Instructions to follow: Lift every line from the entries that includes the word "KOLO".

··········

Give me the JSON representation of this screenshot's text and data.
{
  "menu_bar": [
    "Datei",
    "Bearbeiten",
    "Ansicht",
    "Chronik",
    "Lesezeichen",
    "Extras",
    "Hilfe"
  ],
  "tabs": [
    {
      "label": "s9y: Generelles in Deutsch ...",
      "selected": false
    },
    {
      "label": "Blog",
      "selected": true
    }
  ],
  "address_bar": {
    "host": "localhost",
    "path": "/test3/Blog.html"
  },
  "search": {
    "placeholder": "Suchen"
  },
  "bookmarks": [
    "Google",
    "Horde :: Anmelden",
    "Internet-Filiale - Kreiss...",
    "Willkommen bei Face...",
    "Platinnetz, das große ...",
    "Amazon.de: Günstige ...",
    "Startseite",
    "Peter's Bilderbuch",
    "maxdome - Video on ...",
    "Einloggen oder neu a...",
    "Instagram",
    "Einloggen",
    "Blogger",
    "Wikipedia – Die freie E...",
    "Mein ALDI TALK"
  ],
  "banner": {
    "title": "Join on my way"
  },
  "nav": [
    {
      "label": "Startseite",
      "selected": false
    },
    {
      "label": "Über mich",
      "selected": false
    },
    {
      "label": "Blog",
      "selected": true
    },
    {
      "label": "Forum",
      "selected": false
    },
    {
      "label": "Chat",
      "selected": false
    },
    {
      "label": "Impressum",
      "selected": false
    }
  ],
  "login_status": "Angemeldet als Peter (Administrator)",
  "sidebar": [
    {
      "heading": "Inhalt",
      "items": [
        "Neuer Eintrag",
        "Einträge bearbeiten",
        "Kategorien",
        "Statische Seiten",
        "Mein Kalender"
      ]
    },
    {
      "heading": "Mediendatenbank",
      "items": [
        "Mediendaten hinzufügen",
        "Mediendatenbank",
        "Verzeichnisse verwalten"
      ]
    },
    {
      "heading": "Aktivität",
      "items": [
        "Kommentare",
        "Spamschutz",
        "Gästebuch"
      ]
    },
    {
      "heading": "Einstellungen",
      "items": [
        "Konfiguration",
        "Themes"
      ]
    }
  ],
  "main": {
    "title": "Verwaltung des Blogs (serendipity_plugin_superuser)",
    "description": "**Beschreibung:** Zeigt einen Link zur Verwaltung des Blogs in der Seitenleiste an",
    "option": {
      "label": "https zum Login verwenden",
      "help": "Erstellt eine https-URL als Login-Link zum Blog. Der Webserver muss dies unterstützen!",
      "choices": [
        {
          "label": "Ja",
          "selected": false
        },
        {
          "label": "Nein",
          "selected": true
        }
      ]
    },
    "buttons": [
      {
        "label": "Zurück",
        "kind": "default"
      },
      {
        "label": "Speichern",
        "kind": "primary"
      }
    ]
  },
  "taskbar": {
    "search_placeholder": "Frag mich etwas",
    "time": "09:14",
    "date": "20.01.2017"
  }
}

··········

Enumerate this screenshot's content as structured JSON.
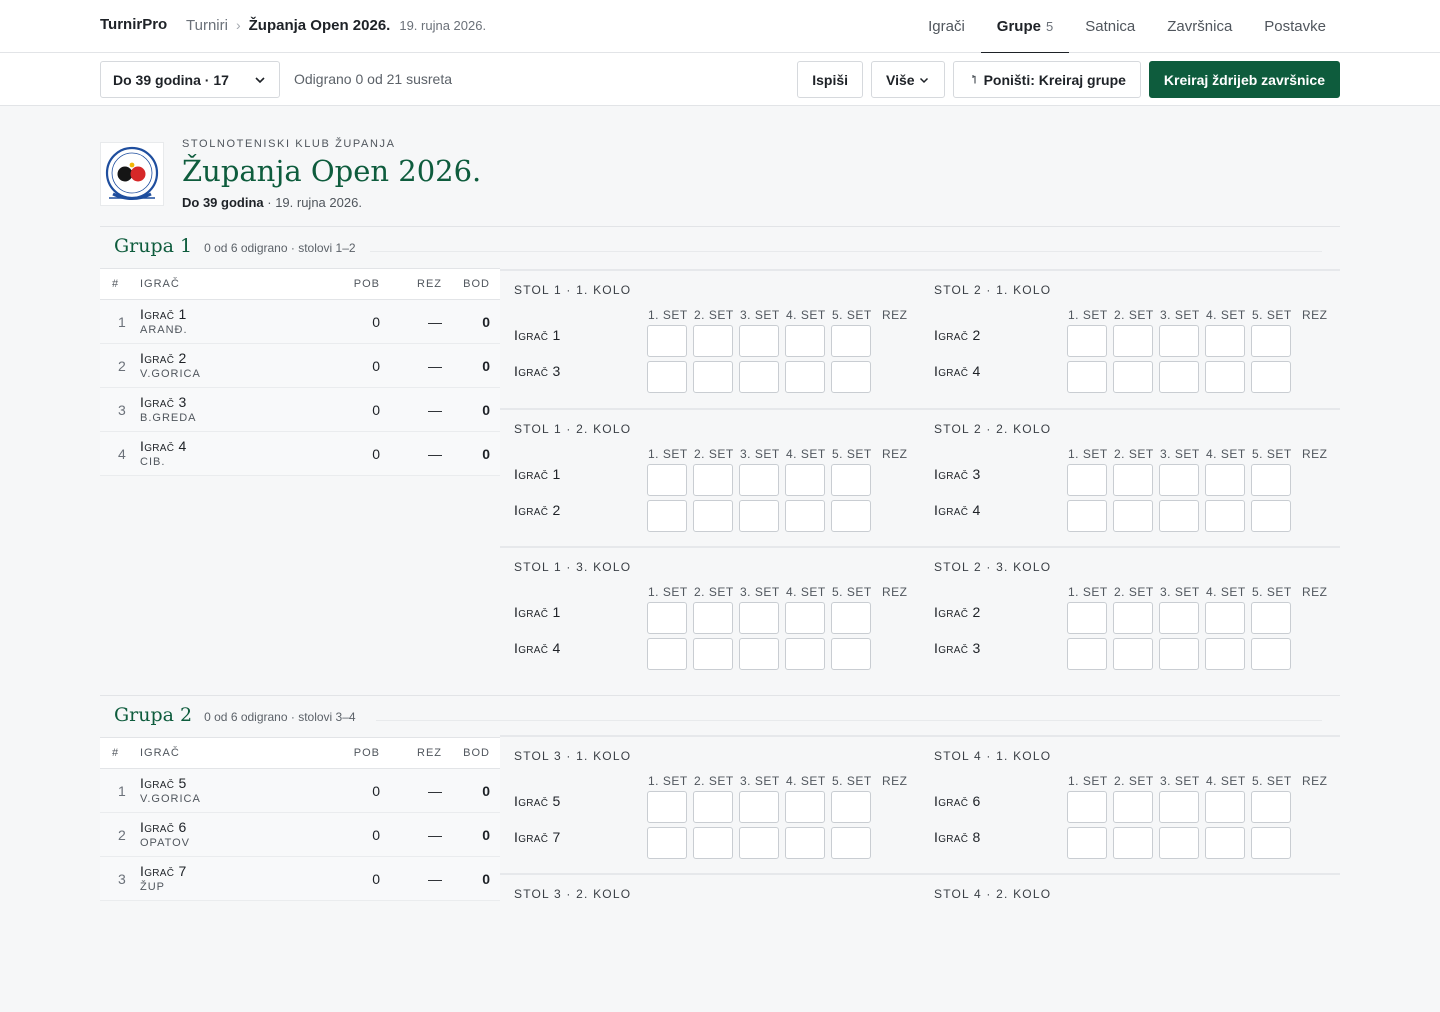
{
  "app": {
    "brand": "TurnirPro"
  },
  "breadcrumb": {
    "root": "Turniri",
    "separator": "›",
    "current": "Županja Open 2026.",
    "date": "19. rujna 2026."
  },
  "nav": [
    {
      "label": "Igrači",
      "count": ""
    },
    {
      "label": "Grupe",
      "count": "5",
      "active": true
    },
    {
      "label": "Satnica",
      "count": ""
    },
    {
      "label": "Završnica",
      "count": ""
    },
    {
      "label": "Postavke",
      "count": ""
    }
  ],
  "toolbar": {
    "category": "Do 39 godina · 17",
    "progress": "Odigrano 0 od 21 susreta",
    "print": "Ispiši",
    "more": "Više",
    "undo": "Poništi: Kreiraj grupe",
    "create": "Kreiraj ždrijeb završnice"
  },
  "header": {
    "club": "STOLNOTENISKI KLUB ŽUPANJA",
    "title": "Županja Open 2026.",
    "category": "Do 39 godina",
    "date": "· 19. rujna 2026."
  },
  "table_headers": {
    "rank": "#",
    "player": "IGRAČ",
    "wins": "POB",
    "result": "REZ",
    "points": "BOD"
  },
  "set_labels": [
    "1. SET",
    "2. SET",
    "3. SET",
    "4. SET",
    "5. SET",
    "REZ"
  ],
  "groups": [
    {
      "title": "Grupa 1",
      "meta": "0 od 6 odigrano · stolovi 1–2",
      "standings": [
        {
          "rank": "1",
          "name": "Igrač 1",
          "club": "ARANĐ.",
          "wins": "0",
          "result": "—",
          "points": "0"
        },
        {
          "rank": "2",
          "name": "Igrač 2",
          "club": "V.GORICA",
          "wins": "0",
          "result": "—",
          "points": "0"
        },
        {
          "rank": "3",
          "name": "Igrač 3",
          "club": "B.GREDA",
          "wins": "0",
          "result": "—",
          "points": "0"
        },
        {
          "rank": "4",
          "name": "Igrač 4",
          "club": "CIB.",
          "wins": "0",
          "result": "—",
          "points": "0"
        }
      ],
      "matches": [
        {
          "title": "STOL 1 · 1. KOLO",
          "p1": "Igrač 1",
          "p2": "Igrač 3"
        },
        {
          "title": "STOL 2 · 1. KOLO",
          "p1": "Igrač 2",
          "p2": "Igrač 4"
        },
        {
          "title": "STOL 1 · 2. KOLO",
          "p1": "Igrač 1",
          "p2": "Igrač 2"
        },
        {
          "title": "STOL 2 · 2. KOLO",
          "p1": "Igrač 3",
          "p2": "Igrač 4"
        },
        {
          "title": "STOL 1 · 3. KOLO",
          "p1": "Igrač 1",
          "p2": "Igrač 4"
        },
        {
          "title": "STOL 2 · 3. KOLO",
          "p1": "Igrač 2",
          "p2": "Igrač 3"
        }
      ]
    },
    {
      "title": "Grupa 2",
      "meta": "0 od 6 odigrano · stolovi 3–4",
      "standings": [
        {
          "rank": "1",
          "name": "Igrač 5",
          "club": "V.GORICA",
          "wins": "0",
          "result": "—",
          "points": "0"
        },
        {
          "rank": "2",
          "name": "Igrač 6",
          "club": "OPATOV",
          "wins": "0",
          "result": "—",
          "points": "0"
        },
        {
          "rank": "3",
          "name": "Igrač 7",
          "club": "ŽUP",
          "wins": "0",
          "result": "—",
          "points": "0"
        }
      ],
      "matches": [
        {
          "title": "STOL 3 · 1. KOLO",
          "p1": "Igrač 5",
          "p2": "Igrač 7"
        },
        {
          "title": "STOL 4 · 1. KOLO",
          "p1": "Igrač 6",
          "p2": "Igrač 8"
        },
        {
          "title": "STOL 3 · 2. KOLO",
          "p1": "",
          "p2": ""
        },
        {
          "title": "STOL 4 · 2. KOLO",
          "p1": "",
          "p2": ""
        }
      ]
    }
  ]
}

··········

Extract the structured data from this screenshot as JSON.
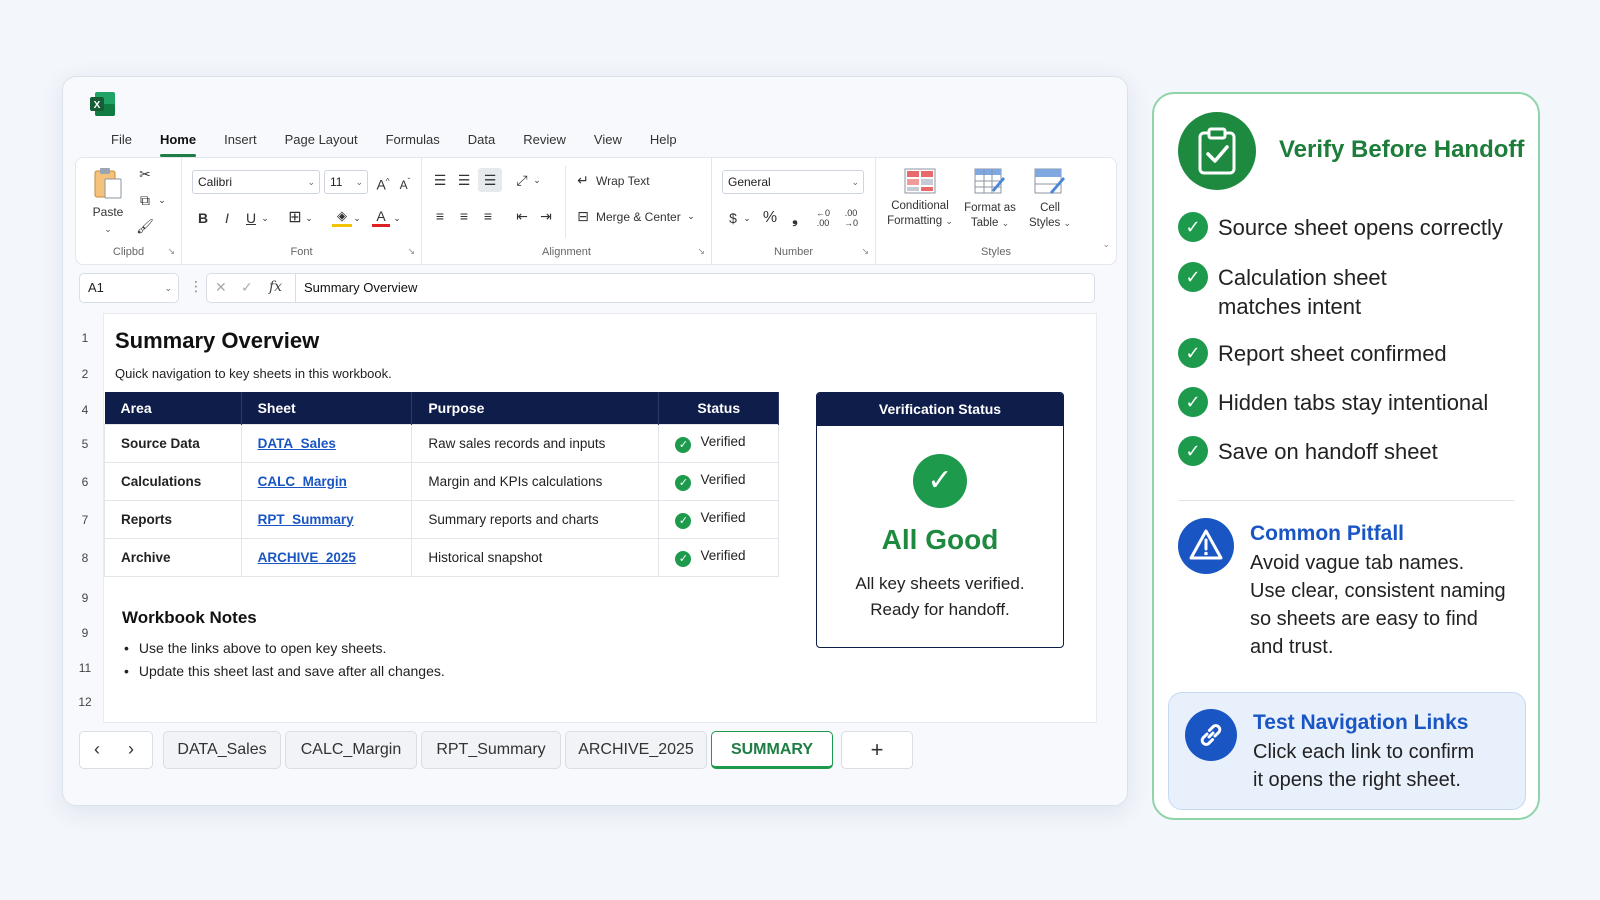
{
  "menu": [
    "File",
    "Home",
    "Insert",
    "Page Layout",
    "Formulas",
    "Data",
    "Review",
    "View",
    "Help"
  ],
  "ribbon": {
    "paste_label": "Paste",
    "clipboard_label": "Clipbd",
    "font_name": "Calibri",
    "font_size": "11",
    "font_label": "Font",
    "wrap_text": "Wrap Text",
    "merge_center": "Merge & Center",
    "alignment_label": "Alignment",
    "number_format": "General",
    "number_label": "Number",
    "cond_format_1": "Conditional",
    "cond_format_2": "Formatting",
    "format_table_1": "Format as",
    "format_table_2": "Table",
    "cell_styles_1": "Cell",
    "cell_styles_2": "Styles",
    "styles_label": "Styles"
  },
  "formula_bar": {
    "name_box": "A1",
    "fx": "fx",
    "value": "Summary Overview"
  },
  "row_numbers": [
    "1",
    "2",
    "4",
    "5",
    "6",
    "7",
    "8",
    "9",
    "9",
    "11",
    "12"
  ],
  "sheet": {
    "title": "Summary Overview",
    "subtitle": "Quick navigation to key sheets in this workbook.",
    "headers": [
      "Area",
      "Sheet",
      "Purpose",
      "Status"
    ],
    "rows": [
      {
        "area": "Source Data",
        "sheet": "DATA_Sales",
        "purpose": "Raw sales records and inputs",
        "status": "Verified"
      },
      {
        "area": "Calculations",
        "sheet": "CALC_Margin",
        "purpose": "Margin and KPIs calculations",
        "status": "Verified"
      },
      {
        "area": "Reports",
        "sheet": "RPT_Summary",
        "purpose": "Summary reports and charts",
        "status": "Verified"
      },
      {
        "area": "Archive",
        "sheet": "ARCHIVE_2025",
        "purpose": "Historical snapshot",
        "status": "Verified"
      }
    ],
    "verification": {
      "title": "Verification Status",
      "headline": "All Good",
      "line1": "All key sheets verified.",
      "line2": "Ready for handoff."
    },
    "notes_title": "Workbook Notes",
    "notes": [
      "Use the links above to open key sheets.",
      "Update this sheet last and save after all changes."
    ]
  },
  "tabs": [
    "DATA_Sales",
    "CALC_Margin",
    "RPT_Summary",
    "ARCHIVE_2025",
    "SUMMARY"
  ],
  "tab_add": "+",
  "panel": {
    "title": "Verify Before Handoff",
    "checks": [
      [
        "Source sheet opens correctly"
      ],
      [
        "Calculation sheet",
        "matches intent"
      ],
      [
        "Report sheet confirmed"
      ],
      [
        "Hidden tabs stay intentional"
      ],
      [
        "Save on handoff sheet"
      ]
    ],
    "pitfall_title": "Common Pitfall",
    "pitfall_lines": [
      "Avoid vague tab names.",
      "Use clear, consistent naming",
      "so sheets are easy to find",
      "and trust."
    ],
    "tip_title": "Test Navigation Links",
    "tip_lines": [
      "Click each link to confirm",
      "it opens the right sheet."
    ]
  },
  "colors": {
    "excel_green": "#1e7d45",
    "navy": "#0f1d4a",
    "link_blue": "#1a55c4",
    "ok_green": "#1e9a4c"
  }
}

··········

Reply to the task:
          "title": "STOL 1 · 1. KOLO",
          "title": "STOL 2 · 1. KOLO",
          "title": "STOL 1 · 2. KOLO",
          "title": "STOL 2 · 2. KOLO",
          "title": "STOL 1 · 3. KOLO",
          "title": "STOL 2 · 3. KOLO",
          "title": "STOL 3 · 1. KOLO",
          "title": "STOL 4 · 1. KOLO",
          "title": "STOL 3 · 2. KOLO",
          "title": "STOL 4 · 2. KOLO",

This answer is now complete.